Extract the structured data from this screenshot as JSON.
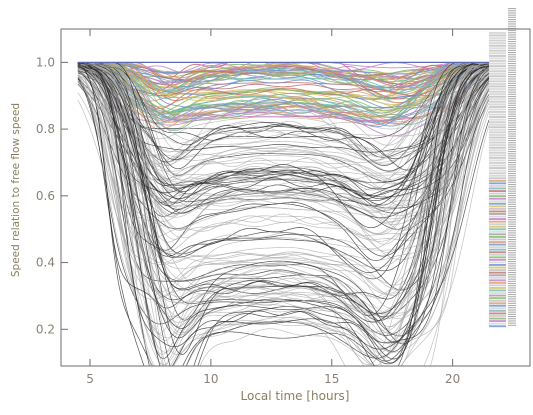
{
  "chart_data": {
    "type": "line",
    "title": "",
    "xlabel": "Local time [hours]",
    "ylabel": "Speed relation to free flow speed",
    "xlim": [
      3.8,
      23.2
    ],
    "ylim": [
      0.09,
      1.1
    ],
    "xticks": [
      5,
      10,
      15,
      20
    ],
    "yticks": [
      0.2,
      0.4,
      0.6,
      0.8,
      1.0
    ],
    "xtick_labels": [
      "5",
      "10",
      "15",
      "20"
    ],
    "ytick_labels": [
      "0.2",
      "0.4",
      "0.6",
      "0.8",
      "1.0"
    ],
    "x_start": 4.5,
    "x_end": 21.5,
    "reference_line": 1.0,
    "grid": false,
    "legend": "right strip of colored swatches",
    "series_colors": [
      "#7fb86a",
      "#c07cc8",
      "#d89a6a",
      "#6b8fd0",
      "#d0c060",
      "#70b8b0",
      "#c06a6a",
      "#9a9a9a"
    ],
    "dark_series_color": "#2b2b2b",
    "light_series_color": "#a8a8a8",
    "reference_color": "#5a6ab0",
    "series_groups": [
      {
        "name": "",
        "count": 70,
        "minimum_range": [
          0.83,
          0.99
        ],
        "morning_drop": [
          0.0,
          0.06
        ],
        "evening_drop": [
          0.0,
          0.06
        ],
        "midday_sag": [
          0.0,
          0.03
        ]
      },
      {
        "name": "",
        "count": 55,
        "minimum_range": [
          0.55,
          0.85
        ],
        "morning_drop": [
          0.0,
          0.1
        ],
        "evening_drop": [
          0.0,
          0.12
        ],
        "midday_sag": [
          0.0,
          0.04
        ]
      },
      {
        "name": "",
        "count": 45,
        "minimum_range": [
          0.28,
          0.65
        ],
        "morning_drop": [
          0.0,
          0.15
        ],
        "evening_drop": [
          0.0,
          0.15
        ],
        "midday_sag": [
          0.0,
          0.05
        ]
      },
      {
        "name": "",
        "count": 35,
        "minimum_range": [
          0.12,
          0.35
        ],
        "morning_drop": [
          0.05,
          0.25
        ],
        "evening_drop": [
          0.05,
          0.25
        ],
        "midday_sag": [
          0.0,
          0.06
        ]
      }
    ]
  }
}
##########
■ Set exercise
Without the pictures, write out every entry precisely as it appears.

■ Exercise result
Extract the structured data from this screenshot as JSON.
{
  "chart_data": {
    "type": "line",
    "title": "",
    "xlabel": "Local time [hours]",
    "ylabel": "Speed relation to free flow speed",
    "xlim": [
      3.8,
      23.2
    ],
    "ylim": [
      0.09,
      1.1
    ],
    "xticks": [
      5,
      10,
      15,
      20
    ],
    "yticks": [
      0.2,
      0.4,
      0.6,
      0.8,
      1.0
    ],
    "xtick_labels": [
      "5",
      "10",
      "15",
      "20"
    ],
    "ytick_labels": [
      "0.2",
      "0.4",
      "0.6",
      "0.8",
      "1.0"
    ],
    "x_start": 4.5,
    "x_end": 21.5,
    "reference_line": 1.0,
    "grid": false,
    "legend": "right strip of colored swatches",
    "series_colors": [
      "#7fb86a",
      "#c07cc8",
      "#d89a6a",
      "#6b8fd0",
      "#d0c060",
      "#70b8b0",
      "#c06a6a",
      "#9a9a9a"
    ],
    "dark_series_color": "#2b2b2b",
    "light_series_color": "#a8a8a8",
    "reference_color": "#5a6ab0",
    "series_groups": [
      {
        "name": "",
        "count": 70,
        "minimum_range": [
          0.83,
          0.99
        ],
        "morning_drop": [
          0.0,
          0.06
        ],
        "evening_drop": [
          0.0,
          0.06
        ],
        "midday_sag": [
          0.0,
          0.03
        ]
      },
      {
        "name": "",
        "count": 55,
        "minimum_range": [
          0.55,
          0.85
        ],
        "morning_drop": [
          0.0,
          0.1
        ],
        "evening_drop": [
          0.0,
          0.12
        ],
        "midday_sag": [
          0.0,
          0.04
        ]
      },
      {
        "name": "",
        "count": 45,
        "minimum_range": [
          0.28,
          0.65
        ],
        "morning_drop": [
          0.0,
          0.15
        ],
        "evening_drop": [
          0.0,
          0.15
        ],
        "midday_sag": [
          0.0,
          0.05
        ]
      },
      {
        "name": "",
        "count": 35,
        "minimum_range": [
          0.12,
          0.35
        ],
        "morning_drop": [
          0.05,
          0.25
        ],
        "evening_drop": [
          0.05,
          0.25
        ],
        "midday_sag": [
          0.0,
          0.06
        ]
      }
    ]
  }
}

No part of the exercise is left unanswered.